▸ **TASK OBJECTIVE**: Transcribe all of the records precisely as they are presented.

▸ **THE DATA**:
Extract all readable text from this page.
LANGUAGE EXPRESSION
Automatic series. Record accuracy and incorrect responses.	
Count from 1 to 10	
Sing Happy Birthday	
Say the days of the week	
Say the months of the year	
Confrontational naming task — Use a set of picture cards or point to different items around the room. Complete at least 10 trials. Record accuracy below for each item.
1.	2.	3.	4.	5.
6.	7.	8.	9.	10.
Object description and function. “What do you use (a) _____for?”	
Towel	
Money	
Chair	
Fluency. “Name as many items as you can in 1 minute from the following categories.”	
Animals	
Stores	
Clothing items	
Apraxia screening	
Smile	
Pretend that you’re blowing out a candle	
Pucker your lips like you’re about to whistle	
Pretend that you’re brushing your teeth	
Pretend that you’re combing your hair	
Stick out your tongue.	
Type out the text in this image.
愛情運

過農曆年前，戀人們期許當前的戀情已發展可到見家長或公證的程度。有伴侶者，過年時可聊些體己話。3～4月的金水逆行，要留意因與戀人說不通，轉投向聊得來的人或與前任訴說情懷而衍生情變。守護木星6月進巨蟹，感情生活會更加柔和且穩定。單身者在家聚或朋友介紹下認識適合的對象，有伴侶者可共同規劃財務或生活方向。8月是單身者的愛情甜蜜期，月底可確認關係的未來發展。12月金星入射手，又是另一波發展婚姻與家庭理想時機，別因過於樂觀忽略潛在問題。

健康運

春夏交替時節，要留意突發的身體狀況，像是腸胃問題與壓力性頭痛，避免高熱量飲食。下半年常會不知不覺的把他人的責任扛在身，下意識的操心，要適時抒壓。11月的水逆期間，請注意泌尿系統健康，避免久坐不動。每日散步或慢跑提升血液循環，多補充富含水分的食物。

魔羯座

▸ **THE OUTPUT**:
Extract all readable text from this page.
LANGUAGE EXPRESSION
Automatic series. Record accuracy and incorrect responses.	
Count from 1 to 10	
Sing Happy Birthday	
Say the days of the week	
Say the months of the year	
Confrontational naming task — Use a set of picture cards or point to different items around the room. Complete at least 10 trials. Record accuracy below for each item.
1.	2.	3.	4.	5.
6.	7.	8.	9.	10.
Object description and function. “What do you use (a) _____for?”	
Towel	
Money	
Chair	
Fluency. “Name as many items as you can in 1 minute from the following categories.”	
Animals	
Stores	
Clothing items	
Apraxia screening	
Smile	
Pretend that you’re blowing out a candle	
Pucker your lips like you’re about to whistle	
Pretend that you’re brushing your teeth	
Pretend that you’re combing your hair	
Stick out your tongue.	
Type out the text in this image.
愛情運

過農曆年前，戀人們期許當前的戀情已發展可到見家長或公證的程度。有伴侶者，過年時可聊些體己話。3～4月的金水逆行，要留意因與戀人說不通，轉投向聊得來的人或與前任訴說情懷而衍生情變。守護木星6月進巨蟹，感情生活會更加柔和且穩定。單身者在家聚或朋友介紹下認識適合的對象，有伴侶者可共同規劃財務或生活方向。8月是單身者的愛情甜蜜期，月底可確認關係的未來發展。12月金星入射手，又是另一波發展婚姻與家庭理想時機，別因過於樂觀忽略潛在問題。

健康運

春夏交替時節，要留意突發的身體狀況，像是腸胃問題與壓力性頭痛，避免高熱量飲食。下半年常會不知不覺的把他人的責任扛在身，下意識的操心，要適時抒壓。11月的水逆期間，請注意泌尿系統健康，避免久坐不動。每日散步或慢跑提升血液循環，多補充富含水分的食物。

魔羯座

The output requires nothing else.